Records contained in a dataset
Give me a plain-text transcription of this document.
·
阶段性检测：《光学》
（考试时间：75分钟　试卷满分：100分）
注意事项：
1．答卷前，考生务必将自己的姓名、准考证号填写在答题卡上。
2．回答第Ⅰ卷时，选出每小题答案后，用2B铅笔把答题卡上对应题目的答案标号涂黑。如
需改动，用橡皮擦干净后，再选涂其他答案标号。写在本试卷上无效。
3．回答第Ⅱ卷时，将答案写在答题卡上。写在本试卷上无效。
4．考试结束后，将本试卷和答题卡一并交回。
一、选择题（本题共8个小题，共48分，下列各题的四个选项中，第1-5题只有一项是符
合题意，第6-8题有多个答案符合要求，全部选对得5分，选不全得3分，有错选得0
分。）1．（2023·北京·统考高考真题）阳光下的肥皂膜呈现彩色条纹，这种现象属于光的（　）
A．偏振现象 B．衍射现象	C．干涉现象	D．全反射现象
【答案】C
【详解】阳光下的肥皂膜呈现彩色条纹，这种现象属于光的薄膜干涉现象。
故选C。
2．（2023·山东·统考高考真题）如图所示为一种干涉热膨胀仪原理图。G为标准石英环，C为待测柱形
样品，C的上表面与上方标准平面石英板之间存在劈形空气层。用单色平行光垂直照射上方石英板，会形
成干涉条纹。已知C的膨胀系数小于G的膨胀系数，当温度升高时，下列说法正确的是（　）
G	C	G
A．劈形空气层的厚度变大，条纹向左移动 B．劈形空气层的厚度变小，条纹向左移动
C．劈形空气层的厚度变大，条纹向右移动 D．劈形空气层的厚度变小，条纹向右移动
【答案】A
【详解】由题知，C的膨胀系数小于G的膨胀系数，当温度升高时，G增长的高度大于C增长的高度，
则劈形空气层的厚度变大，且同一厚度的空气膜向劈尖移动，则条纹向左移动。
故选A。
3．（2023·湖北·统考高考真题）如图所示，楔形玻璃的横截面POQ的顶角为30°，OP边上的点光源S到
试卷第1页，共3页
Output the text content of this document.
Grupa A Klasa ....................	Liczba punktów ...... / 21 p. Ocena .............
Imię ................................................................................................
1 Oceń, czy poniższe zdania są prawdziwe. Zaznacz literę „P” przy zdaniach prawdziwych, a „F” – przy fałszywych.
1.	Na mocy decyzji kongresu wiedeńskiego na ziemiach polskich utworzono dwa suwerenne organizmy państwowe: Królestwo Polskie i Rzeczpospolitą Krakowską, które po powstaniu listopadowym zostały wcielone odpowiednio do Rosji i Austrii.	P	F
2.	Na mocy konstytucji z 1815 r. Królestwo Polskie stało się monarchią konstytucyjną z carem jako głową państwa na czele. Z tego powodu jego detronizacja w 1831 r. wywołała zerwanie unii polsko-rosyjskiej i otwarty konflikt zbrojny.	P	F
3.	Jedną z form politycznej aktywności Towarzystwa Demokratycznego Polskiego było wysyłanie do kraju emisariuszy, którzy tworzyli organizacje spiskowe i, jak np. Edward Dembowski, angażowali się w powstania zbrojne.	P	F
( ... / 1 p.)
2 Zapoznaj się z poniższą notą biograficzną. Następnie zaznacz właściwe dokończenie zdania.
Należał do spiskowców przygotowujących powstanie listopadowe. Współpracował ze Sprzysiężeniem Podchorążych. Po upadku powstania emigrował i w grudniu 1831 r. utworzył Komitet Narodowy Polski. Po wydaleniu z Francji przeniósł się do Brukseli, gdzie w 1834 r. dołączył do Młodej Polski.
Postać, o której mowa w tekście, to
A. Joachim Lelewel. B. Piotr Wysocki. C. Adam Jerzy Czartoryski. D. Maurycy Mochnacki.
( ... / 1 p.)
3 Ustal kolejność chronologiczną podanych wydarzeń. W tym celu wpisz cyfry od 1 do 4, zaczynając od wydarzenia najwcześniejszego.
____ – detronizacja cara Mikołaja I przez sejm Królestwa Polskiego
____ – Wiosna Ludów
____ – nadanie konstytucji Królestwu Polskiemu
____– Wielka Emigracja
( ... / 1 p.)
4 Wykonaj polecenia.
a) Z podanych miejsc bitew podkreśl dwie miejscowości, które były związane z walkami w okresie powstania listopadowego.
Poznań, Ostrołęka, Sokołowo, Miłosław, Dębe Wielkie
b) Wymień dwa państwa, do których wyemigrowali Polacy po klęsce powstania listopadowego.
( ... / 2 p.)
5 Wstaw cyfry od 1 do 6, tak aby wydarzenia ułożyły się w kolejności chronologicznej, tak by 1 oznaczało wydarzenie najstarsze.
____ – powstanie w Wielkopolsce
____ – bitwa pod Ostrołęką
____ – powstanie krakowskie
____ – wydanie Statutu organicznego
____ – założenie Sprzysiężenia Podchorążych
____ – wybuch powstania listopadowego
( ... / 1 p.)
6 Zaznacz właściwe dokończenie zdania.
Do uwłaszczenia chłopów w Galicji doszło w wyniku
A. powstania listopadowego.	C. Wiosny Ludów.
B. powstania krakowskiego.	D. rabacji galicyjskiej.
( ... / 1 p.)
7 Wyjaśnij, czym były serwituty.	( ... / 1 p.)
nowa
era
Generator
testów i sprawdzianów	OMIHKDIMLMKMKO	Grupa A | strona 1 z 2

■ Work required
Output each record exactly, leaving nothing out.

■ Solution to this task
Give me a plain-text transcription of this document.
·
阶段性检测：《光学》
（考试时间：75分钟　试卷满分：100分）
注意事项：
1．答卷前，考生务必将自己的姓名、准考证号填写在答题卡上。
2．回答第Ⅰ卷时，选出每小题答案后，用2B铅笔把答题卡上对应题目的答案标号涂黑。如
需改动，用橡皮擦干净后，再选涂其他答案标号。写在本试卷上无效。
3．回答第Ⅱ卷时，将答案写在答题卡上。写在本试卷上无效。
4．考试结束后，将本试卷和答题卡一并交回。
一、选择题（本题共8个小题，共48分，下列各题的四个选项中，第1-5题只有一项是符
合题意，第6-8题有多个答案符合要求，全部选对得5分，选不全得3分，有错选得0
分。）1．（2023·北京·统考高考真题）阳光下的肥皂膜呈现彩色条纹，这种现象属于光的（　）
A．偏振现象 B．衍射现象	C．干涉现象	D．全反射现象
【答案】C
【详解】阳光下的肥皂膜呈现彩色条纹，这种现象属于光的薄膜干涉现象。
故选C。
2．（2023·山东·统考高考真题）如图所示为一种干涉热膨胀仪原理图。G为标准石英环，C为待测柱形
样品，C的上表面与上方标准平面石英板之间存在劈形空气层。用单色平行光垂直照射上方石英板，会形
成干涉条纹。已知C的膨胀系数小于G的膨胀系数，当温度升高时，下列说法正确的是（　）
G	C	G
A．劈形空气层的厚度变大，条纹向左移动 B．劈形空气层的厚度变小，条纹向左移动
C．劈形空气层的厚度变大，条纹向右移动 D．劈形空气层的厚度变小，条纹向右移动
【答案】A
【详解】由题知，C的膨胀系数小于G的膨胀系数，当温度升高时，G增长的高度大于C增长的高度，
则劈形空气层的厚度变大，且同一厚度的空气膜向劈尖移动，则条纹向左移动。
故选A。
3．（2023·湖北·统考高考真题）如图所示，楔形玻璃的横截面POQ的顶角为30°，OP边上的点光源S到
试卷第1页，共3页
Output the text content of this document.
Grupa A Klasa ....................	Liczba punktów ...... / 21 p. Ocena .............
Imię ................................................................................................
1 Oceń, czy poniższe zdania są prawdziwe. Zaznacz literę „P” przy zdaniach prawdziwych, a „F” – przy fałszywych.
1.	Na mocy decyzji kongresu wiedeńskiego na ziemiach polskich utworzono dwa suwerenne organizmy państwowe: Królestwo Polskie i Rzeczpospolitą Krakowską, które po powstaniu listopadowym zostały wcielone odpowiednio do Rosji i Austrii.	P	F
2.	Na mocy konstytucji z 1815 r. Królestwo Polskie stało się monarchią konstytucyjną z carem jako głową państwa na czele. Z tego powodu jego detronizacja w 1831 r. wywołała zerwanie unii polsko-rosyjskiej i otwarty konflikt zbrojny.	P	F
3.	Jedną z form politycznej aktywności Towarzystwa Demokratycznego Polskiego było wysyłanie do kraju emisariuszy, którzy tworzyli organizacje spiskowe i, jak np. Edward Dembowski, angażowali się w powstania zbrojne.	P	F
( ... / 1 p.)
2 Zapoznaj się z poniższą notą biograficzną. Następnie zaznacz właściwe dokończenie zdania.
Należał do spiskowców przygotowujących powstanie listopadowe. Współpracował ze Sprzysiężeniem Podchorążych. Po upadku powstania emigrował i w grudniu 1831 r. utworzył Komitet Narodowy Polski. Po wydaleniu z Francji przeniósł się do Brukseli, gdzie w 1834 r. dołączył do Młodej Polski.
Postać, o której mowa w tekście, to
A. Joachim Lelewel. B. Piotr Wysocki. C. Adam Jerzy Czartoryski. D. Maurycy Mochnacki.
( ... / 1 p.)
3 Ustal kolejność chronologiczną podanych wydarzeń. W tym celu wpisz cyfry od 1 do 4, zaczynając od wydarzenia najwcześniejszego.
____ – detronizacja cara Mikołaja I przez sejm Królestwa Polskiego
____ – Wiosna Ludów
____ – nadanie konstytucji Królestwu Polskiemu
____– Wielka Emigracja
( ... / 1 p.)
4 Wykonaj polecenia.
a) Z podanych miejsc bitew podkreśl dwie miejscowości, które były związane z walkami w okresie powstania listopadowego.
Poznań, Ostrołęka, Sokołowo, Miłosław, Dębe Wielkie
b) Wymień dwa państwa, do których wyemigrowali Polacy po klęsce powstania listopadowego.
( ... / 2 p.)
5 Wstaw cyfry od 1 do 6, tak aby wydarzenia ułożyły się w kolejności chronologicznej, tak by 1 oznaczało wydarzenie najstarsze.
____ – powstanie w Wielkopolsce
____ – bitwa pod Ostrołęką
____ – powstanie krakowskie
____ – wydanie Statutu organicznego
____ – założenie Sprzysiężenia Podchorążych
____ – wybuch powstania listopadowego
( ... / 1 p.)
6 Zaznacz właściwe dokończenie zdania.
Do uwłaszczenia chłopów w Galicji doszło w wyniku
A. powstania listopadowego.	C. Wiosny Ludów.
B. powstania krakowskiego.	D. rabacji galicyjskiej.
( ... / 1 p.)
7 Wyjaśnij, czym były serwituty.	( ... / 1 p.)
nowa
era
Generator
testów i sprawdzianów	OMIHKDIMLMKMKO	Grupa A | strona 1 z 2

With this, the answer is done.